THE PROBLEM ▸ Wherever "Volume" appears in a line, copy that line.

[Dataset records on visual material]

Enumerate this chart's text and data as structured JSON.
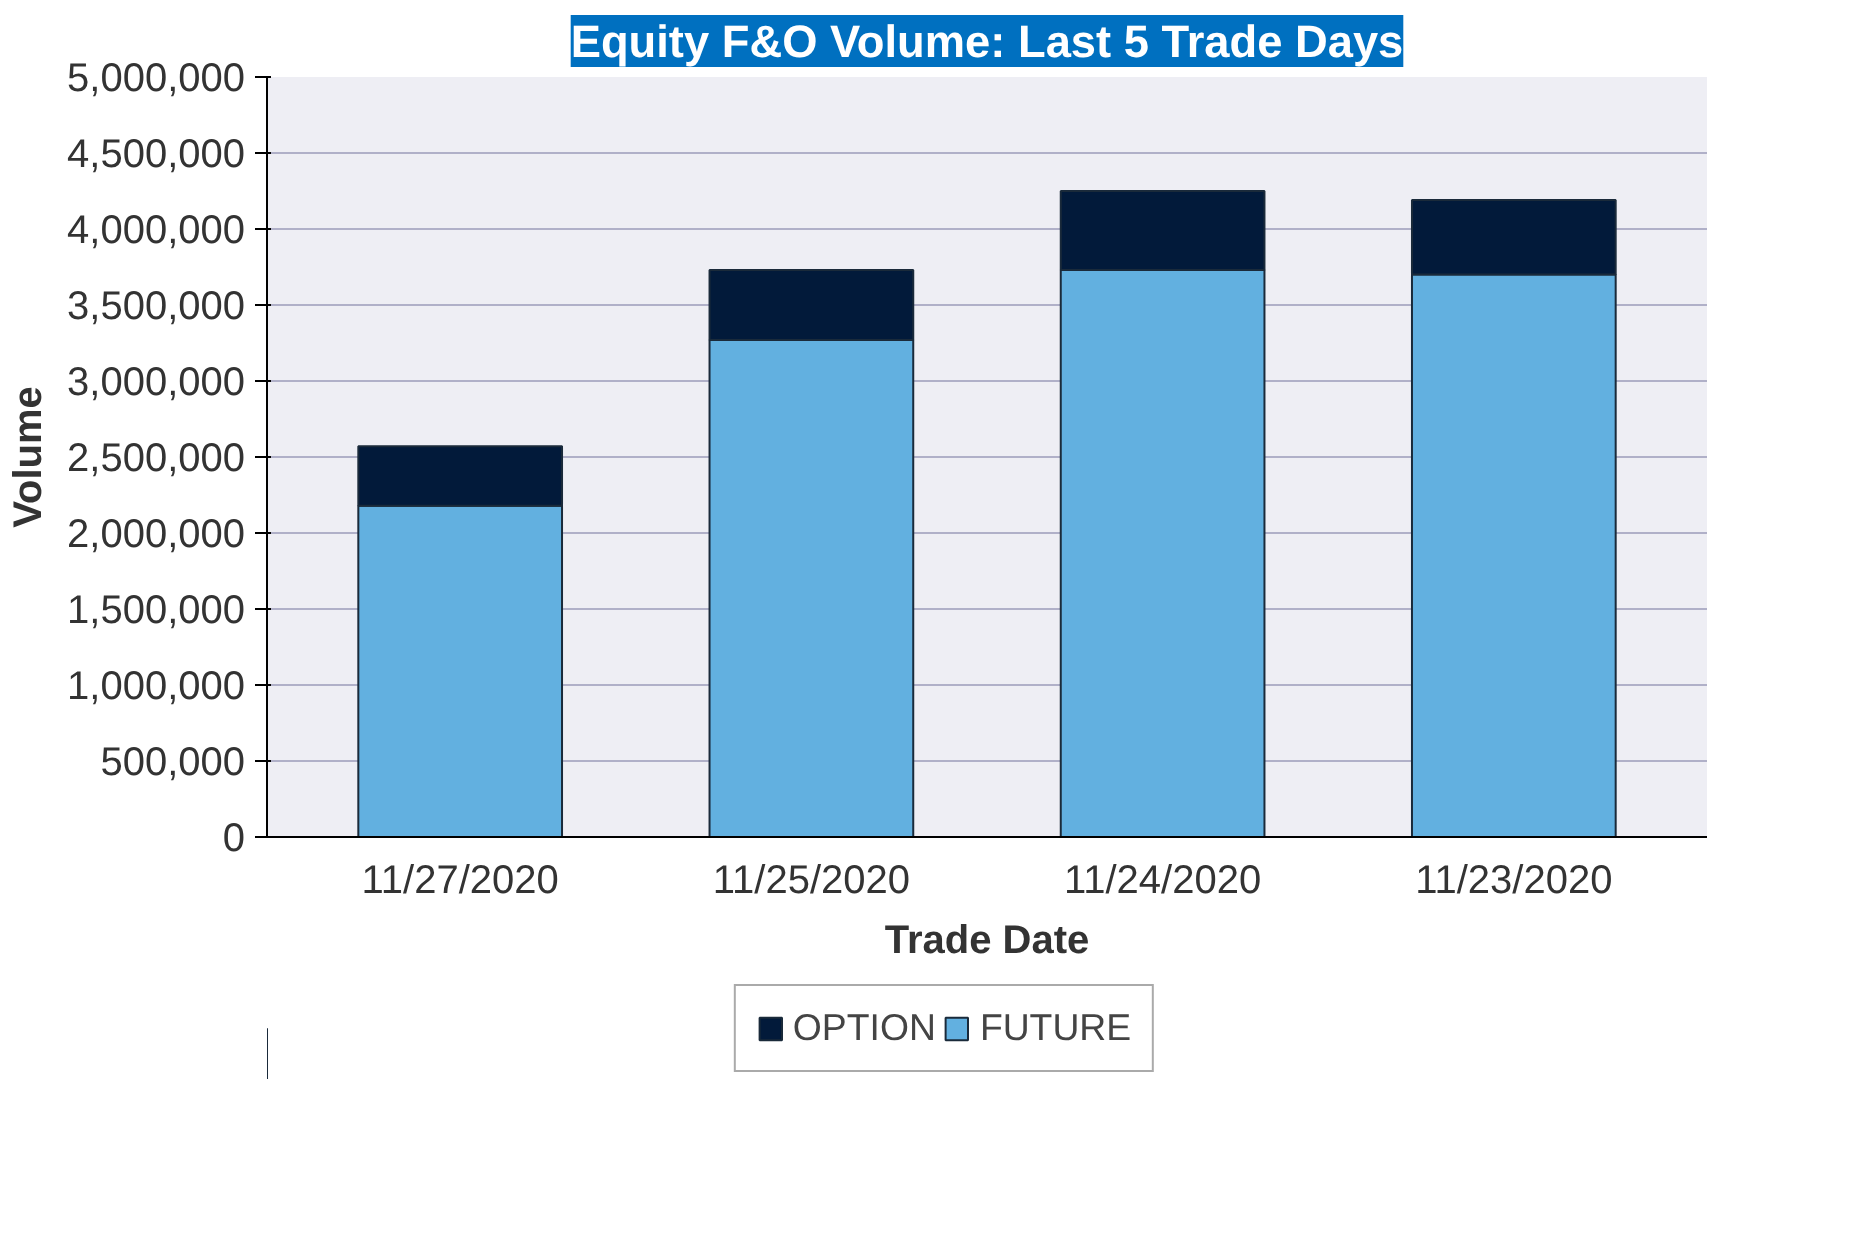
{
  "chart_data": {
    "type": "bar",
    "title": "Equity F&O Volume: Last 5 Trade Days",
    "xlabel": "Trade Date",
    "ylabel": "Volume",
    "categories": [
      "11/27/2020",
      "11/25/2020",
      "11/24/2020",
      "11/23/2020"
    ],
    "series": [
      {
        "name": "FUTURE",
        "color": "#62b0e0",
        "values": [
          2180000,
          3270000,
          3730000,
          3700000
        ]
      },
      {
        "name": "OPTION",
        "color": "#021a3a",
        "values": [
          390000,
          460000,
          520000,
          490000
        ]
      }
    ],
    "stacked": true,
    "ylim": [
      0,
      5000000
    ],
    "yticks": [
      {
        "value": 0,
        "label": "0"
      },
      {
        "value": 500000,
        "label": "500,000"
      },
      {
        "value": 1000000,
        "label": "1,000,000"
      },
      {
        "value": 1500000,
        "label": "1,500,000"
      },
      {
        "value": 2000000,
        "label": "2,000,000"
      },
      {
        "value": 2500000,
        "label": "2,500,000"
      },
      {
        "value": 3000000,
        "label": "3,000,000"
      },
      {
        "value": 3500000,
        "label": "3,500,000"
      },
      {
        "value": 4000000,
        "label": "4,000,000"
      },
      {
        "value": 4500000,
        "label": "4,500,000"
      },
      {
        "value": 5000000,
        "label": "5,000,000"
      }
    ],
    "grid": "y",
    "legend": "bottom"
  }
}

WORKED SOLUTION ▸
    "title": "Equity F&O Volume: Last 5 Trade Days",
    "ylabel": "Volume",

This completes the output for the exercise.